SUPPLIED MATERIAL
====================
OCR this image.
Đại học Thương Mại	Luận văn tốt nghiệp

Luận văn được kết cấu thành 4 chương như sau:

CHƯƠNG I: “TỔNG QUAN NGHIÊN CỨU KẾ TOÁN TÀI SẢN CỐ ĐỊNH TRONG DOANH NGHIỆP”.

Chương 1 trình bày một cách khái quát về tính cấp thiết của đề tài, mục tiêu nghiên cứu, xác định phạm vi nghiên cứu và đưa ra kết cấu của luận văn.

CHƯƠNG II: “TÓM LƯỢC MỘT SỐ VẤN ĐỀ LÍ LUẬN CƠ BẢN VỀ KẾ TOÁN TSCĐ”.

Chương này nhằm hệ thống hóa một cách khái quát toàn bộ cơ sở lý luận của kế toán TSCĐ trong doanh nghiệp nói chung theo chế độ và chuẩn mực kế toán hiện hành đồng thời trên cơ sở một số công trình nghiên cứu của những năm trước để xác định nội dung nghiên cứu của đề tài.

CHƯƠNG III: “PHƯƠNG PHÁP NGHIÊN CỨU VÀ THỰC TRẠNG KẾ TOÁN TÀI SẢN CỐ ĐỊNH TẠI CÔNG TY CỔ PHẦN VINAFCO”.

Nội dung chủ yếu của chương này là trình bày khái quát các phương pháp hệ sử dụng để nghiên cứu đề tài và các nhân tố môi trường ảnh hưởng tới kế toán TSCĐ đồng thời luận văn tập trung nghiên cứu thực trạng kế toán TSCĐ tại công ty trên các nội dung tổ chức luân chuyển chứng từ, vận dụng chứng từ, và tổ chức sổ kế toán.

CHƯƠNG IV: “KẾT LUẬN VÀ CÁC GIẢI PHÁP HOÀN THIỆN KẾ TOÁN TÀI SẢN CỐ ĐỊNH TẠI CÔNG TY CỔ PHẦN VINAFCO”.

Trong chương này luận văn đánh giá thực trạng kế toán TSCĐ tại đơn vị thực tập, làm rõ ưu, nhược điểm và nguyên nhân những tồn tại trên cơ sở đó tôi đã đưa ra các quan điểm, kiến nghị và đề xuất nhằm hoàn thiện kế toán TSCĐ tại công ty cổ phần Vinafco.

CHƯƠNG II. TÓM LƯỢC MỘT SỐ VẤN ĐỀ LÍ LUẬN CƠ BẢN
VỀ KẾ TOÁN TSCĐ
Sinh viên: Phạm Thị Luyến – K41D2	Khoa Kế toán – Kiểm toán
====================
Which lines above contain "đồng"? Show each of them.

RESULT BELOW
Chương này nhằm hệ thống hóa một cách khái quát toàn bộ cơ sở lý luận của kế toán TSCĐ trong doanh nghiệp nói chung theo chế độ và chuẩn mực kế toán hiện hành đồng thời trên cơ sở một số công trình nghiên cứu của những năm trước để xác định nội dung nghiên cứu của đề tài.
Nội dung chủ yếu của chương này là trình bày khái quát các phương pháp hệ sử dụng để nghiên cứu đề tài và các nhân tố môi trường ảnh hưởng tới kế toán TSCĐ đồng thời luận văn tập trung nghiên cứu thực trạng kế toán TSCĐ tại công ty trên các nội dung tổ chức luân chuyển chứng từ, vận dụng chứng từ, và tổ chức sổ kế toán.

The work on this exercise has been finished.